#### Problem:
Locate each line of the material that contains "data", then return it.
★ ★ ★ ★
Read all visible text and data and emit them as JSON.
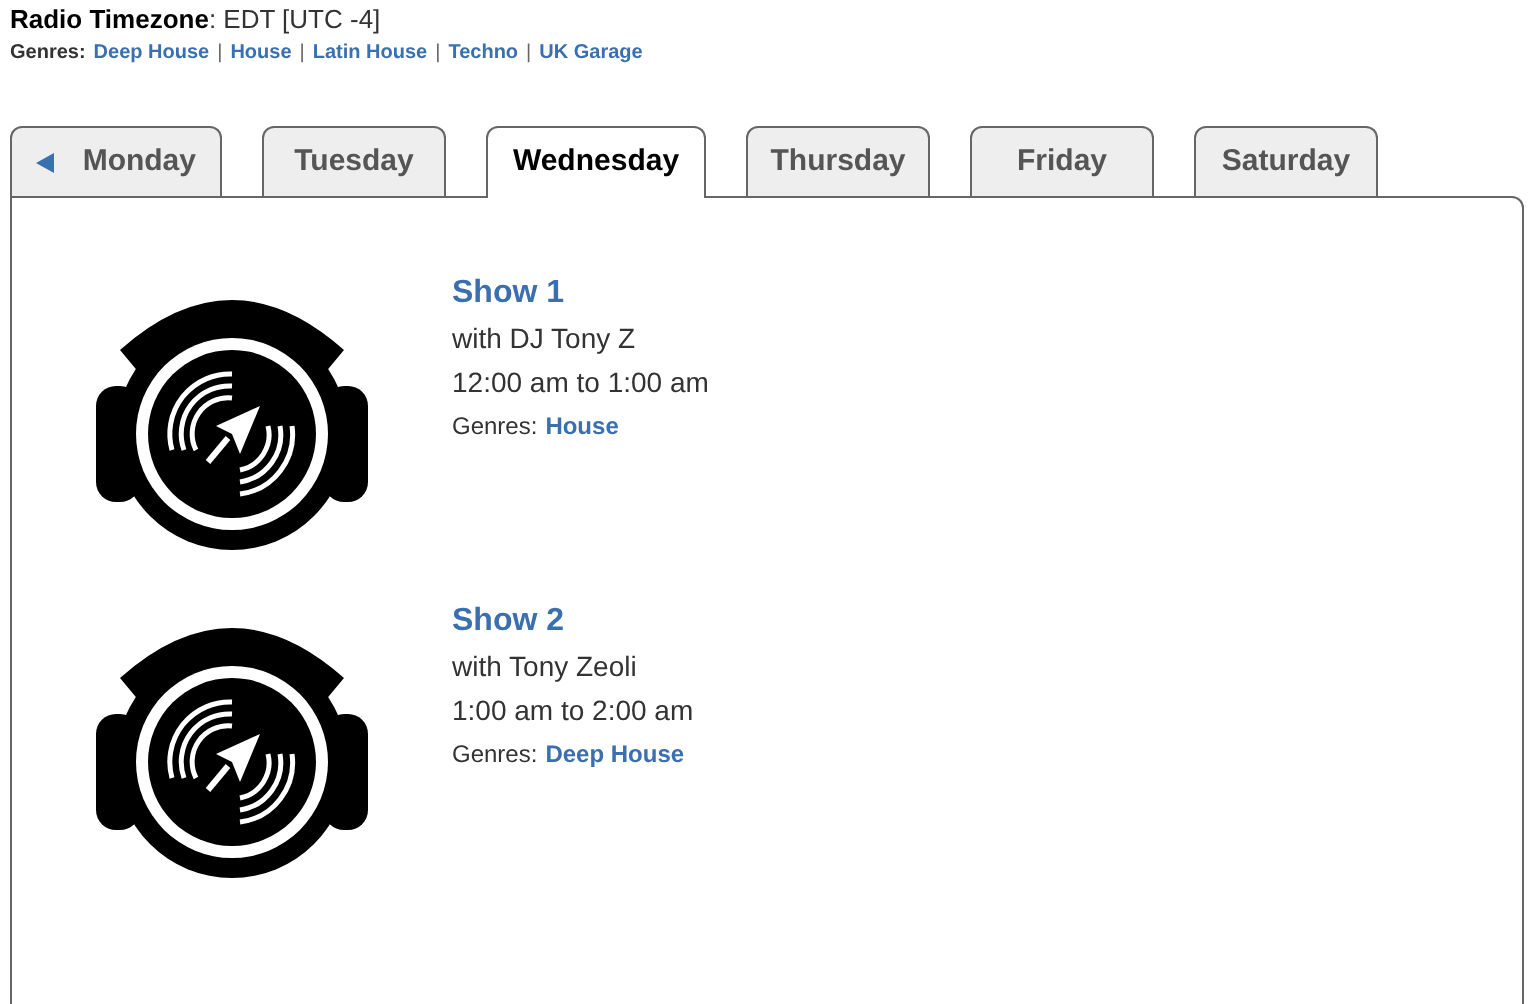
{
  "header": {
    "timezone_label": "Radio Timezone",
    "timezone_value": ": EDT [UTC -4]",
    "genres_label": "Genres:",
    "separator": "|",
    "genres": [
      "Deep House",
      "House",
      "Latin House",
      "Techno",
      "UK Garage"
    ]
  },
  "tabs": [
    {
      "label": "Monday",
      "selected": false
    },
    {
      "label": "Tuesday",
      "selected": false
    },
    {
      "label": "Wednesday",
      "selected": true
    },
    {
      "label": "Thursday",
      "selected": false
    },
    {
      "label": "Friday",
      "selected": false
    },
    {
      "label": "Saturday",
      "selected": false
    }
  ],
  "shows": [
    {
      "title": "Show 1",
      "host": "with DJ Tony Z",
      "time": "12:00 am to 1:00 am",
      "genres_label": "Genres:",
      "genres": "House"
    },
    {
      "title": "Show 2",
      "host": "with Tony Zeoli",
      "time": "1:00 am to 2:00 am",
      "genres_label": "Genres:",
      "genres": "Deep House"
    }
  ]
}
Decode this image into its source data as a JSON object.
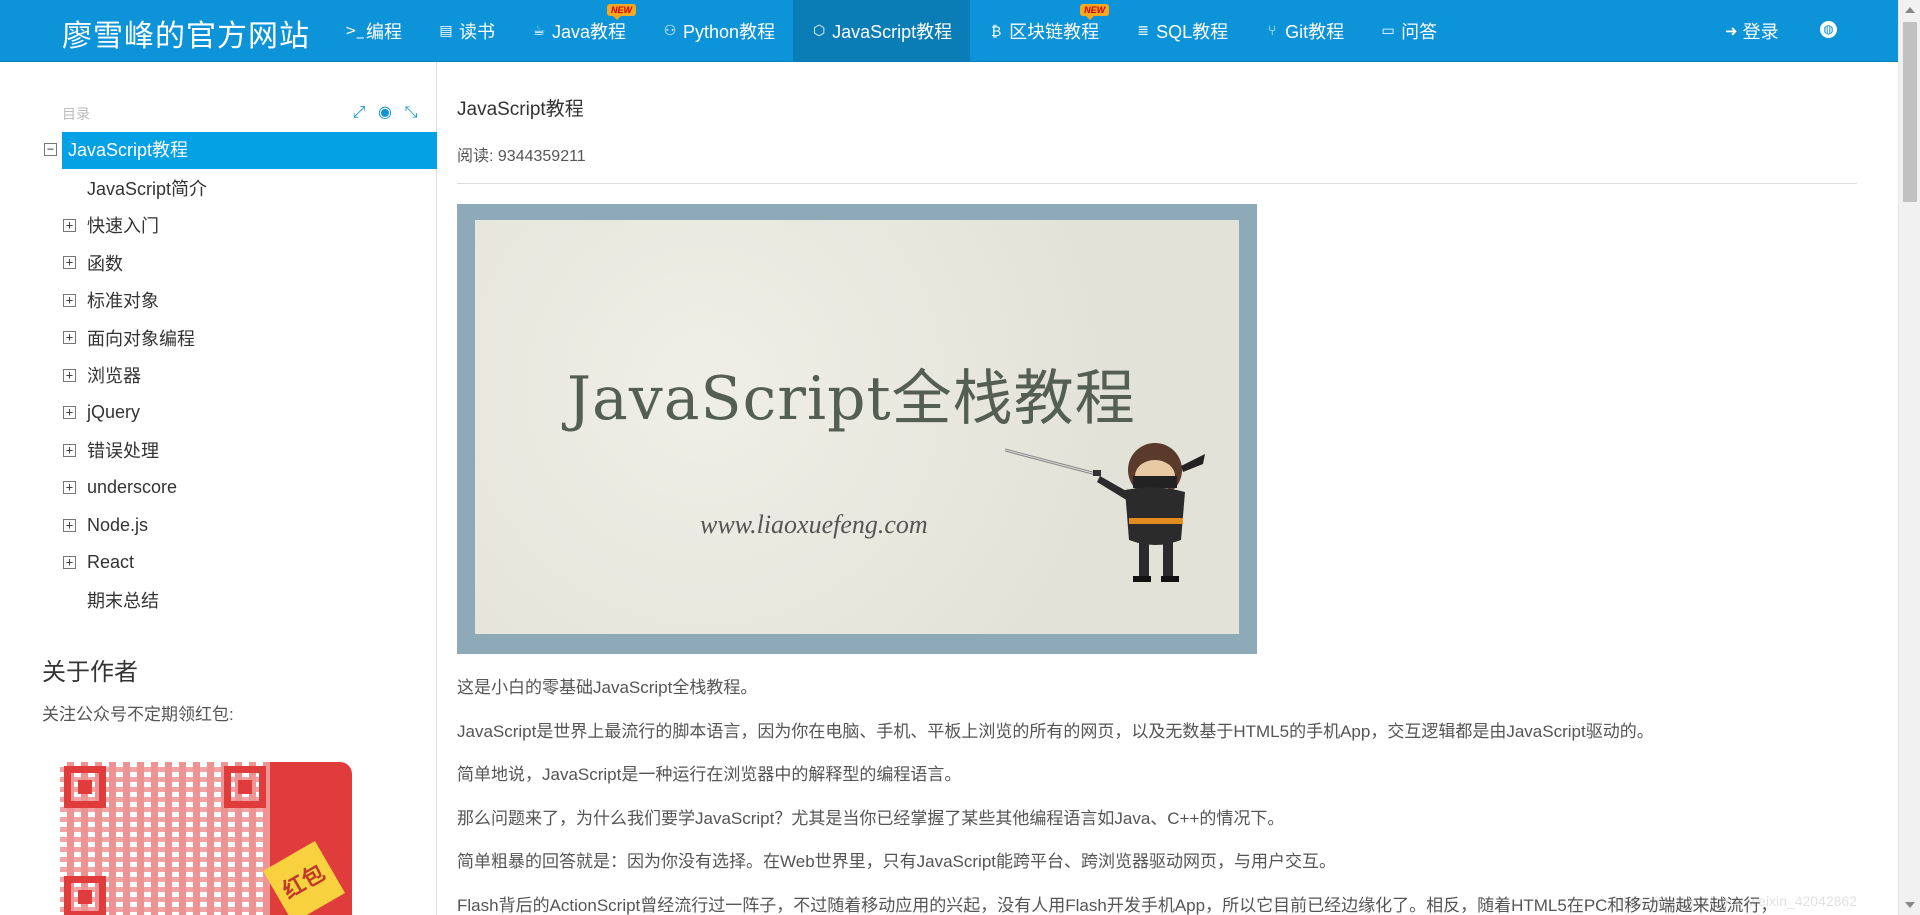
★ ★ ★ ★
#### Correct answer:
Read all visible text and data and emit them as JSON.
Decode this image into its source data as a JSON object.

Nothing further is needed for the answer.